(Data records)
%%

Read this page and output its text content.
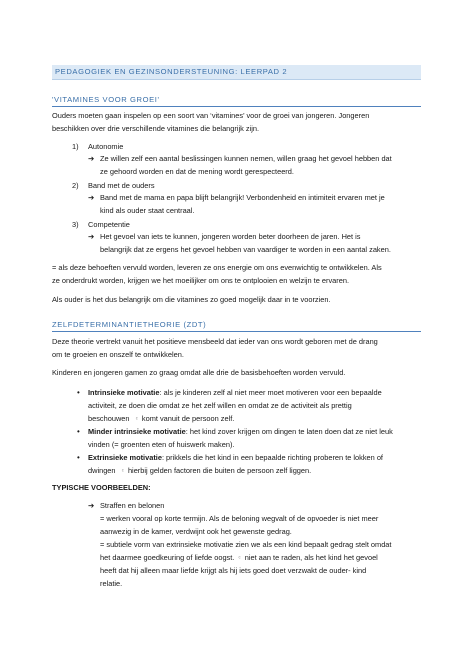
PEDAGOGIEK EN GEZINSONDERSTEUNING: LEERPAD 2
'VITAMINES VOOR GROEI'

Ouders moeten gaan inspelen op een soort van ‘vitamines’ voor de groei van jongeren. Jongeren

beschikken over drie verschillende vitamines die belangrijk zijn.

1) Autonomie
➔ Ze willen zelf een aantal beslissingen kunnen nemen, willen graag het gevoel hebben dat

ze gehoord worden en dat de mening wordt gerespecteerd.

2) Band met de ouders
➔ Band met de mama en papa blijft belangrijk! Verbondenheid en intimiteit ervaren met je

kind als ouder staat centraal.

3) Competentie
➔ Het gevoel van iets te kunnen, jongeren worden beter doorheen de jaren. Het is

belangrijk dat ze ergens het gevoel hebben van vaardiger te worden in een aantal zaken.

= als deze behoeften vervuld worden, leveren ze ons energie om ons evenwichtig te ontwikkelen. Als

ze onderdrukt worden, krijgen we het moeilijker om ons te ontplooien en welzijn te ervaren.

Als ouder is het dus belangrijk om die vitamines zo goed mogelijk daar in te voorzien.

ZELFDETERMINANTIETHEORIE (ZDT)

Deze theorie vertrekt vanuit het positieve mensbeeld dat ieder van ons wordt geboren met de drang

om te groeien en onszelf te ontwikkelen.

Kinderen en jongeren gamen zo graag omdat alle drie de basisbehoeften worden vervuld.

• Intrinsieke motivatie: als je kinderen zelf al niet meer moet motiveren voor een bepaalde

activiteit, ze doen die omdat ze het zelf willen en omdat ze de activiteit als prettig

beschouwen ᶜ komt vanuit de persoon zelf.

• Minder intrinsieke motivatie: het kind zover krijgen om dingen te laten doen dat ze niet leuk

vinden (= groenten eten of huiswerk maken).

• Extrinsieke motivatie: prikkels die het kind in een bepaalde richting proberen te lokken of

dwingen ᶜ hierbij gelden factoren die buiten de persoon zelf liggen.

TYPISCHE VOORBEELDEN:

➔ Straffen en belonen

= werken vooral op korte termijn. Als de beloning wegvalt of de opvoeder is niet meer

aanwezig in de kamer, verdwijnt ook het gewenste gedrag.

= subtiele vorm van extrinsieke motivatie zien we als een kind bepaalt gedrag stelt omdat

het daarmee goedkeuring of liefde oogst. ᶜ niet aan te raden, als het kind het gevoel

heeft dat hij alleen maar liefde krijgt als hij iets goed doet verzwakt de ouder- kind

relatie.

%%

-- EXERCISE DESCRIPTION --
Give all the lines above again, character for character, without pictures.

-- WRITTEN RESPONSE --
Read this page and output its text content.
PEDAGOGIEK EN GEZINSONDERSTEUNING: LEERPAD 2
'VITAMINES VOOR GROEI'

Ouders moeten gaan inspelen op een soort van ‘vitamines’ voor de groei van jongeren. Jongeren

beschikken over drie verschillende vitamines die belangrijk zijn.

1) Autonomie
➔ Ze willen zelf een aantal beslissingen kunnen nemen, willen graag het gevoel hebben dat

ze gehoord worden en dat de mening wordt gerespecteerd.

2) Band met de ouders
➔ Band met de mama en papa blijft belangrijk! Verbondenheid en intimiteit ervaren met je

kind als ouder staat centraal.

3) Competentie
➔ Het gevoel van iets te kunnen, jongeren worden beter doorheen de jaren. Het is

belangrijk dat ze ergens het gevoel hebben van vaardiger te worden in een aantal zaken.

= als deze behoeften vervuld worden, leveren ze ons energie om ons evenwichtig te ontwikkelen. Als

ze onderdrukt worden, krijgen we het moeilijker om ons te ontplooien en welzijn te ervaren.

Als ouder is het dus belangrijk om die vitamines zo goed mogelijk daar in te voorzien.

ZELFDETERMINANTIETHEORIE (ZDT)

Deze theorie vertrekt vanuit het positieve mensbeeld dat ieder van ons wordt geboren met de drang

om te groeien en onszelf te ontwikkelen.

Kinderen en jongeren gamen zo graag omdat alle drie de basisbehoeften worden vervuld.

• Intrinsieke motivatie: als je kinderen zelf al niet meer moet motiveren voor een bepaalde

activiteit, ze doen die omdat ze het zelf willen en omdat ze de activiteit als prettig

beschouwen ᶜ komt vanuit de persoon zelf.

• Minder intrinsieke motivatie: het kind zover krijgen om dingen te laten doen dat ze niet leuk

vinden (= groenten eten of huiswerk maken).

• Extrinsieke motivatie: prikkels die het kind in een bepaalde richting proberen te lokken of

dwingen ᶜ hierbij gelden factoren die buiten de persoon zelf liggen.

TYPISCHE VOORBEELDEN:

➔ Straffen en belonen

= werken vooral op korte termijn. Als de beloning wegvalt of de opvoeder is niet meer

aanwezig in de kamer, verdwijnt ook het gewenste gedrag.

= subtiele vorm van extrinsieke motivatie zien we als een kind bepaalt gedrag stelt omdat

het daarmee goedkeuring of liefde oogst. ᶜ niet aan te raden, als het kind het gevoel

heeft dat hij alleen maar liefde krijgt als hij iets goed doet verzwakt de ouder- kind

relatie.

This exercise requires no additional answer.